**What you need to do**
Scan the records below. List lines holding "wird".

**Excerpted data**

··········

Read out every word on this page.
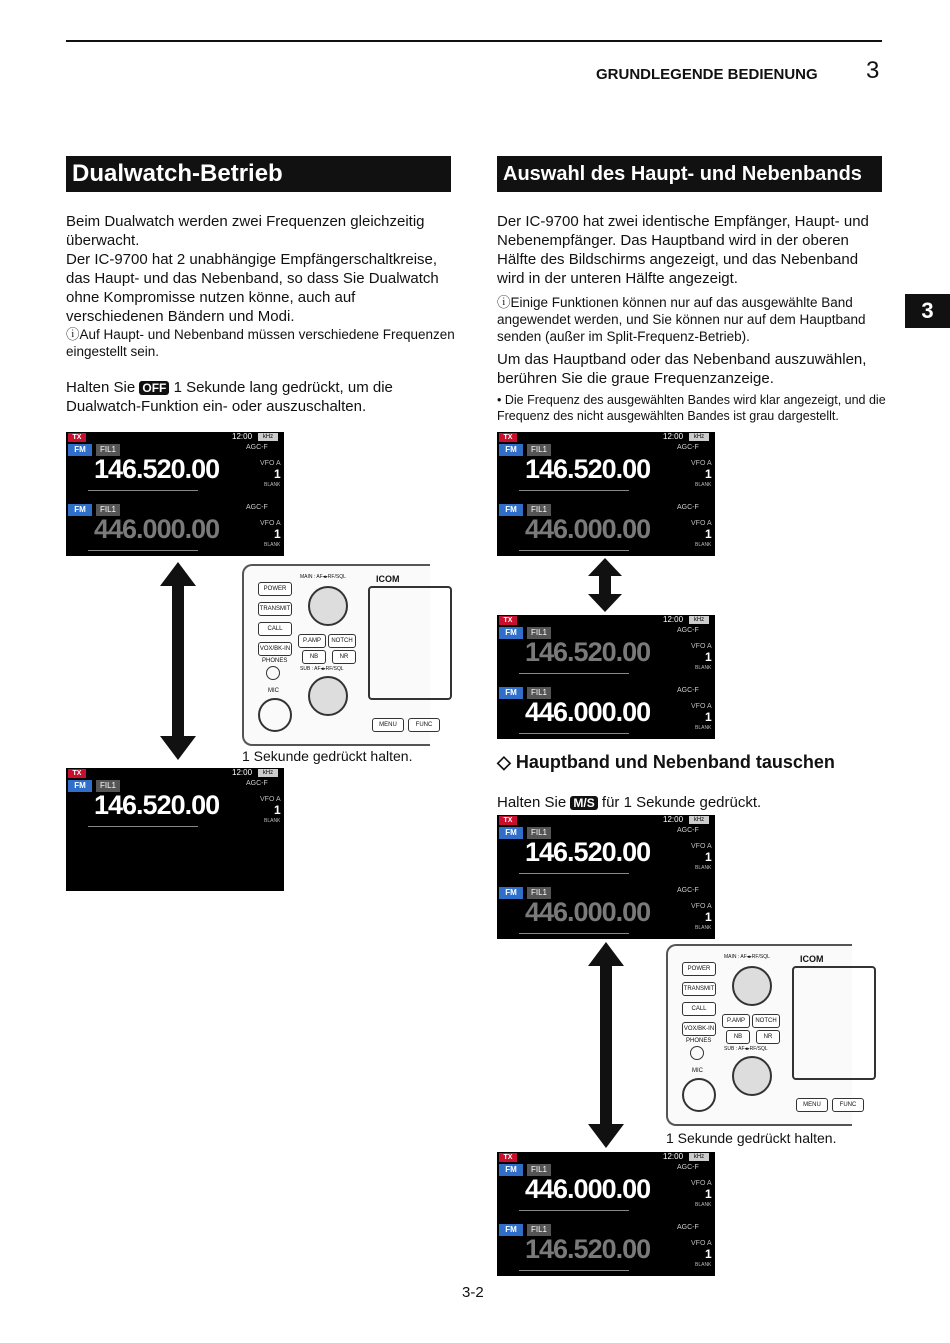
GRUNDLEGENDE BEDIENUNG 3
3
Dualwatch-Betrieb
Beim Dualwatch werden zwei Frequenzen gleichzeitig überwacht.
Der IC-9700 hat 2 unabhängige Empfängerschaltkreise, das Haupt- und das Nebenband, so dass Sie Dualwatch ohne Kompromisse nutzen könne, auch auf verschiedenen Bändern und Modi.
ⓘAuf Haupt- und Nebenband müssen verschiedene Frequenzen eingestellt sein.
Halten Sie OFF 1 Sekunde lang gedrückt, um die Dualwatch-Funktion ein- oder auszuschalten.
Auswahl des Haupt- und Nebenbands
Der IC-9700 hat zwei identische Empfänger, Haupt- und Nebenempfänger. Das Hauptband wird in der oberen Hälfte des Bildschirms angezeigt, und das Nebenband wird in der unteren Hälfte angezeigt.
ⓘEinige Funktionen können nur auf das ausgewählte Band angewendet werden, und Sie können nur auf dem Hauptband senden (außer im Split-Frequenz-Betrieb).
Um das Hauptband oder das Nebenband auszuwählen, berühren Sie die graue Frequenzanzeige.
• Die Frequenz des ausgewählten Bandes wird klar angezeigt, und die Frequenz des nicht ausgewählten Bandes ist grau dargestellt.
◇ Hauptband und Nebenband tauschen
Halten Sie M/S für 1 Sekunde gedrückt.
TX	12:00	kHz
FM	FIL1	AGC-F
146.520.00	VFO A
1
BLANK
FM	FIL1	AGC-F
446.000.00	VFO A
1
BLANK
TX	12:00	kHz
FM	FIL1	AGC-F
146.520.00	VFO A
1
BLANK
TX	12:00	kHz
FM	FIL1	AGC-F
146.520.00	VFO A
1
BLANK
FM	FIL1	AGC-F
446.000.00	VFO A
1
BLANK
TX	12:00	kHz
FM	FIL1	AGC-F
146.520.00	VFO A
1
BLANK
FM	FIL1	AGC-F
446.000.00	VFO A
1
BLANK
TX	12:00	kHz
FM	FIL1	AGC-F
146.520.00	VFO A
1
BLANK
FM	FIL1	AGC-F
446.000.00	VFO A
1
BLANK
TX	12:00	kHz
FM	FIL1	AGC-F
446.000.00	VFO A
1
BLANK
FM	FIL1	AGC-F
146.520.00	VFO A
1
BLANK
1 Sekunde gedrückt halten.
1 Sekunde gedrückt halten.
POWER
TRANSMIT
CALL
VOX/BK-IN
PHONES
MIC
MAIN : AF◂▸RF/SQL
P.AMP	NOTCH
NB	NR
SUB : AF◂▸RF/SQL
ICOM
MENU	FUNC
POWER
TRANSMIT
CALL
VOX/BK-IN
PHONES
MIC
MAIN : AF◂▸RF/SQL
P.AMP	NOTCH
NB	NR
SUB : AF◂▸RF/SQL
ICOM
MENU	FUNC
3-2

··········

**Output of the task**
Der IC-9700 hat zwei identische Empfänger, Haupt- und Nebenempfänger. Das Hauptband wird in der oberen Hälfte des Bildschirms angezeigt, und das Nebenband wird in der unteren Hälfte angezeigt.
• Die Frequenz des ausgewählten Bandes wird klar angezeigt, und die Frequenz des nicht ausgewählten Bandes ist grau dargestellt.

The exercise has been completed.